### Written instruction
Present the data once more in exactly its original form.

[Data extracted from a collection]

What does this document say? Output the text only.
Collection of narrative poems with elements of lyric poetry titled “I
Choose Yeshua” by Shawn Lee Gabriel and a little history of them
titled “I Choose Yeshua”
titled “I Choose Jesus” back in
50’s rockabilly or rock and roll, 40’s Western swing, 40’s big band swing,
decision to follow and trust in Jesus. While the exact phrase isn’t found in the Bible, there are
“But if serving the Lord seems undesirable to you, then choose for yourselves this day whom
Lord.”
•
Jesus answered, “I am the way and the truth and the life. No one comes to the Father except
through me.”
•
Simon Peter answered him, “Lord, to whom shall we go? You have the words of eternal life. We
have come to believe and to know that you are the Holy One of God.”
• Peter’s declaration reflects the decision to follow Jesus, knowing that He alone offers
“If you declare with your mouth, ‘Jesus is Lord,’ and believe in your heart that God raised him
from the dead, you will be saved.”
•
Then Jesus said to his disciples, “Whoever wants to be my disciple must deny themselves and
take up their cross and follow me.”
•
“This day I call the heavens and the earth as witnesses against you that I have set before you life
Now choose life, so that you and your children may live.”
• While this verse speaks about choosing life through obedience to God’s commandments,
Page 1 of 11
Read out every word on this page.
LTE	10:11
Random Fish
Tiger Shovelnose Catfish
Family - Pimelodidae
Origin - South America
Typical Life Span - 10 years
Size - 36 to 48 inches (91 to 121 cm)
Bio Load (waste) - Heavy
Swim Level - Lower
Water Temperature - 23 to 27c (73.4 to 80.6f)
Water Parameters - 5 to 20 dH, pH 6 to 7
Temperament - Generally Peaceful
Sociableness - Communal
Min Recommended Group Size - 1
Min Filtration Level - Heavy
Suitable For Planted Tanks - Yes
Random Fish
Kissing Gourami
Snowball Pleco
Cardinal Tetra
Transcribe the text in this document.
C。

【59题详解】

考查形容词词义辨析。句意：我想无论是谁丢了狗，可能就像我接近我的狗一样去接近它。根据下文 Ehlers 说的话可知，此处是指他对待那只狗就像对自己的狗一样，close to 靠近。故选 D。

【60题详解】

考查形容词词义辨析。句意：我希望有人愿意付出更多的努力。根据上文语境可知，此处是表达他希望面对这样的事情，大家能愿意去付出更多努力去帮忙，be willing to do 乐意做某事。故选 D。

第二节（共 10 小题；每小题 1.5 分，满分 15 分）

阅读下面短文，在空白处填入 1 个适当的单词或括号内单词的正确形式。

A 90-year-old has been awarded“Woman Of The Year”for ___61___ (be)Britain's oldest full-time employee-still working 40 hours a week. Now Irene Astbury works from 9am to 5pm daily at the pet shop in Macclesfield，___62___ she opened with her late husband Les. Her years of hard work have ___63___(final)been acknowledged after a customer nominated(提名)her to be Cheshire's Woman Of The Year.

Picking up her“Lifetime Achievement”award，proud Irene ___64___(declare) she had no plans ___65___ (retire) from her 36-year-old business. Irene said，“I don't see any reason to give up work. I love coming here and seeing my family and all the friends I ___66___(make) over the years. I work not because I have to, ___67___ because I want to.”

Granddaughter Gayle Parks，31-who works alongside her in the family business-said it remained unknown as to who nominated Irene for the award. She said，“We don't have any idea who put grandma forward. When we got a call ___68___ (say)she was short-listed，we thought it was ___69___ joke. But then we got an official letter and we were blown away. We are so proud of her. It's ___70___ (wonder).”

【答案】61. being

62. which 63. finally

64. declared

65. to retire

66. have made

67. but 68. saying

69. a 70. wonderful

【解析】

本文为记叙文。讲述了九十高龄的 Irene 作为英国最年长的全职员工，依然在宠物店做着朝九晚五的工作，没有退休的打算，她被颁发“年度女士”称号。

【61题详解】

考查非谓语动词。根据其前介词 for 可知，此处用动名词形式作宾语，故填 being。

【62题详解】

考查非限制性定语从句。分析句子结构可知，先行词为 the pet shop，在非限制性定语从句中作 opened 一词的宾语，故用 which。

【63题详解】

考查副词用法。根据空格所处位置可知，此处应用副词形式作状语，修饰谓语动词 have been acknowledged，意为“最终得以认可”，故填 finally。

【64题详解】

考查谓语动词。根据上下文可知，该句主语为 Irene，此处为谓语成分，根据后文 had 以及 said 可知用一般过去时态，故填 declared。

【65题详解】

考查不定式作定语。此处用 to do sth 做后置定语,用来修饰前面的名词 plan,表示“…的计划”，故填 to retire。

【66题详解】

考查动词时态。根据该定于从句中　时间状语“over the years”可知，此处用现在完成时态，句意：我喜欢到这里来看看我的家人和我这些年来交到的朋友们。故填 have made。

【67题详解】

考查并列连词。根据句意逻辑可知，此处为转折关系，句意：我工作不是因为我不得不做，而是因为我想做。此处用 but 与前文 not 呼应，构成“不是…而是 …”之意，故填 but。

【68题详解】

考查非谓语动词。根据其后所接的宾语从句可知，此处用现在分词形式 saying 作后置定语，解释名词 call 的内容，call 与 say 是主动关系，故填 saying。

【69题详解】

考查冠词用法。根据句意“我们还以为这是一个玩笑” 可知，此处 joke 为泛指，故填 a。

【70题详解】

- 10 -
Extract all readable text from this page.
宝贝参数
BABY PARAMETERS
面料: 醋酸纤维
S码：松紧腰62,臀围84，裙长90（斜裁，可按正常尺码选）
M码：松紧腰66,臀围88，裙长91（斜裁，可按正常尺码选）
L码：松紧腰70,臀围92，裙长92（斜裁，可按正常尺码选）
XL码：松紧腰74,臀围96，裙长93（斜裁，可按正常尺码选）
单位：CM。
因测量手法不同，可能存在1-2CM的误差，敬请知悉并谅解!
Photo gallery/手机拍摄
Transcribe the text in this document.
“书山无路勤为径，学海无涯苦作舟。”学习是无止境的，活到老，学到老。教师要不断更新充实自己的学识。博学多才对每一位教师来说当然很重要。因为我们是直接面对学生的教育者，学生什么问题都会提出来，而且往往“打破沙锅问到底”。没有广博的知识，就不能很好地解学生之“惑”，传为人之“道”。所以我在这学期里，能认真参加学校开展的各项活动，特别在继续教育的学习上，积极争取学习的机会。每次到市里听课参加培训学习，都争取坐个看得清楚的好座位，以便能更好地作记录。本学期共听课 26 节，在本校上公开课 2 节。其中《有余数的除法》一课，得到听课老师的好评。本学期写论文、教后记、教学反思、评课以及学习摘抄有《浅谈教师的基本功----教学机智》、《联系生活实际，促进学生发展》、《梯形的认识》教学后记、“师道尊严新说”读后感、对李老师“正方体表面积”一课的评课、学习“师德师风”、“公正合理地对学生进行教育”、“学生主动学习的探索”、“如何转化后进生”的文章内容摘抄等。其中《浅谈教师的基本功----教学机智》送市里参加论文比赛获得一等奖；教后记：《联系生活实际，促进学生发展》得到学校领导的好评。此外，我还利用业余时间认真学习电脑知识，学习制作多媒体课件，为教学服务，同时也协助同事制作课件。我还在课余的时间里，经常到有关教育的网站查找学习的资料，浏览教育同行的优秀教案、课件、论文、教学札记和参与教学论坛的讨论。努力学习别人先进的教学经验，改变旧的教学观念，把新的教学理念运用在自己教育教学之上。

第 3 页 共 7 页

### Answer to the task
What does this document say? Output the text only.
Collection of narrative poems with elements of lyric poetry titled “I
Choose Yeshua” by Shawn Lee Gabriel and a little history of them
titled “I Choose Yeshua”
titled “I Choose Jesus” back in
50’s rockabilly or rock and roll, 40’s Western swing, 40’s big band swing,
decision to follow and trust in Jesus. While the exact phrase isn’t found in the Bible, there are
“But if serving the Lord seems undesirable to you, then choose for yourselves this day whom
Lord.”
•
Jesus answered, “I am the way and the truth and the life. No one comes to the Father except
through me.”
•
Simon Peter answered him, “Lord, to whom shall we go? You have the words of eternal life. We
have come to believe and to know that you are the Holy One of God.”
• Peter’s declaration reflects the decision to follow Jesus, knowing that He alone offers
“If you declare with your mouth, ‘Jesus is Lord,’ and believe in your heart that God raised him
from the dead, you will be saved.”
•
Then Jesus said to his disciples, “Whoever wants to be my disciple must deny themselves and
take up their cross and follow me.”
•
“This day I call the heavens and the earth as witnesses against you that I have set before you life
Now choose life, so that you and your children may live.”
• While this verse speaks about choosing life through obedience to God’s commandments,
Page 1 of 11
Read out every word on this page.
LTE	10:11
Random Fish
Tiger Shovelnose Catfish
Family - Pimelodidae
Origin - South America
Typical Life Span - 10 years
Size - 36 to 48 inches (91 to 121 cm)
Bio Load (waste) - Heavy
Swim Level - Lower
Water Temperature - 23 to 27c (73.4 to 80.6f)
Water Parameters - 5 to 20 dH, pH 6 to 7
Temperament - Generally Peaceful
Sociableness - Communal
Min Recommended Group Size - 1
Min Filtration Level - Heavy
Suitable For Planted Tanks - Yes
Random Fish
Kissing Gourami
Snowball Pleco
Cardinal Tetra
Transcribe the text in this document.
C。

【59题详解】

考查形容词词义辨析。句意：我想无论是谁丢了狗，可能就像我接近我的狗一样去接近它。根据下文 Ehlers 说的话可知，此处是指他对待那只狗就像对自己的狗一样，close to 靠近。故选 D。

【60题详解】

考查形容词词义辨析。句意：我希望有人愿意付出更多的努力。根据上文语境可知，此处是表达他希望面对这样的事情，大家能愿意去付出更多努力去帮忙，be willing to do 乐意做某事。故选 D。

第二节（共 10 小题；每小题 1.5 分，满分 15 分）

阅读下面短文，在空白处填入 1 个适当的单词或括号内单词的正确形式。

A 90-year-old has been awarded“Woman Of The Year”for ___61___ (be)Britain's oldest full-time employee-still working 40 hours a week. Now Irene Astbury works from 9am to 5pm daily at the pet shop in Macclesfield，___62___ she opened with her late husband Les. Her years of hard work have ___63___(final)been acknowledged after a customer nominated(提名)her to be Cheshire's Woman Of The Year.

Picking up her“Lifetime Achievement”award，proud Irene ___64___(declare) she had no plans ___65___ (retire) from her 36-year-old business. Irene said，“I don't see any reason to give up work. I love coming here and seeing my family and all the friends I ___66___(make) over the years. I work not because I have to, ___67___ because I want to.”

Granddaughter Gayle Parks，31-who works alongside her in the family business-said it remained unknown as to who nominated Irene for the award. She said，“We don't have any idea who put grandma forward. When we got a call ___68___ (say)she was short-listed，we thought it was ___69___ joke. But then we got an official letter and we were blown away. We are so proud of her. It's ___70___ (wonder).”

【答案】61. being

62. which 63. finally

64. declared

65. to retire

66. have made

67. but 68. saying

69. a 70. wonderful

【解析】

本文为记叙文。讲述了九十高龄的 Irene 作为英国最年长的全职员工，依然在宠物店做着朝九晚五的工作，没有退休的打算，她被颁发“年度女士”称号。

【61题详解】

考查非谓语动词。根据其前介词 for 可知，此处用动名词形式作宾语，故填 being。

【62题详解】

考查非限制性定语从句。分析句子结构可知，先行词为 the pet shop，在非限制性定语从句中作 opened 一词的宾语，故用 which。

【63题详解】

考查副词用法。根据空格所处位置可知，此处应用副词形式作状语，修饰谓语动词 have been acknowledged，意为“最终得以认可”，故填 finally。

【64题详解】

考查谓语动词。根据上下文可知，该句主语为 Irene，此处为谓语成分，根据后文 had 以及 said 可知用一般过去时态，故填 declared。

【65题详解】

考查不定式作定语。此处用 to do sth 做后置定语,用来修饰前面的名词 plan,表示“…的计划”，故填 to retire。

【66题详解】

考查动词时态。根据该定于从句中　时间状语“over the years”可知，此处用现在完成时态，句意：我喜欢到这里来看看我的家人和我这些年来交到的朋友们。故填 have made。

【67题详解】

考查并列连词。根据句意逻辑可知，此处为转折关系，句意：我工作不是因为我不得不做，而是因为我想做。此处用 but 与前文 not 呼应，构成“不是…而是 …”之意，故填 but。

【68题详解】

考查非谓语动词。根据其后所接的宾语从句可知，此处用现在分词形式 saying 作后置定语，解释名词 call 的内容，call 与 say 是主动关系，故填 saying。

【69题详解】

考查冠词用法。根据句意“我们还以为这是一个玩笑” 可知，此处 joke 为泛指，故填 a。

【70题详解】

- 10 -
Extract all readable text from this page.
宝贝参数
BABY PARAMETERS
面料: 醋酸纤维
S码：松紧腰62,臀围84，裙长90（斜裁，可按正常尺码选）
M码：松紧腰66,臀围88，裙长91（斜裁，可按正常尺码选）
L码：松紧腰70,臀围92，裙长92（斜裁，可按正常尺码选）
XL码：松紧腰74,臀围96，裙长93（斜裁，可按正常尺码选）
单位：CM。
因测量手法不同，可能存在1-2CM的误差，敬请知悉并谅解!
Photo gallery/手机拍摄
Transcribe the text in this document.
“书山无路勤为径，学海无涯苦作舟。”学习是无止境的，活到老，学到老。教师要不断更新充实自己的学识。博学多才对每一位教师来说当然很重要。因为我们是直接面对学生的教育者，学生什么问题都会提出来，而且往往“打破沙锅问到底”。没有广博的知识，就不能很好地解学生之“惑”，传为人之“道”。所以我在这学期里，能认真参加学校开展的各项活动，特别在继续教育的学习上，积极争取学习的机会。每次到市里听课参加培训学习，都争取坐个看得清楚的好座位，以便能更好地作记录。本学期共听课 26 节，在本校上公开课 2 节。其中《有余数的除法》一课，得到听课老师的好评。本学期写论文、教后记、教学反思、评课以及学习摘抄有《浅谈教师的基本功----教学机智》、《联系生活实际，促进学生发展》、《梯形的认识》教学后记、“师道尊严新说”读后感、对李老师“正方体表面积”一课的评课、学习“师德师风”、“公正合理地对学生进行教育”、“学生主动学习的探索”、“如何转化后进生”的文章内容摘抄等。其中《浅谈教师的基本功----教学机智》送市里参加论文比赛获得一等奖；教后记：《联系生活实际，促进学生发展》得到学校领导的好评。此外，我还利用业余时间认真学习电脑知识，学习制作多媒体课件，为教学服务，同时也协助同事制作课件。我还在课余的时间里，经常到有关教育的网站查找学习的资料，浏览教育同行的优秀教案、课件、论文、教学札记和参与教学论坛的讨论。努力学习别人先进的教学经验，改变旧的教学观念，把新的教学理念运用在自己教育教学之上。

第 3 页 共 7 页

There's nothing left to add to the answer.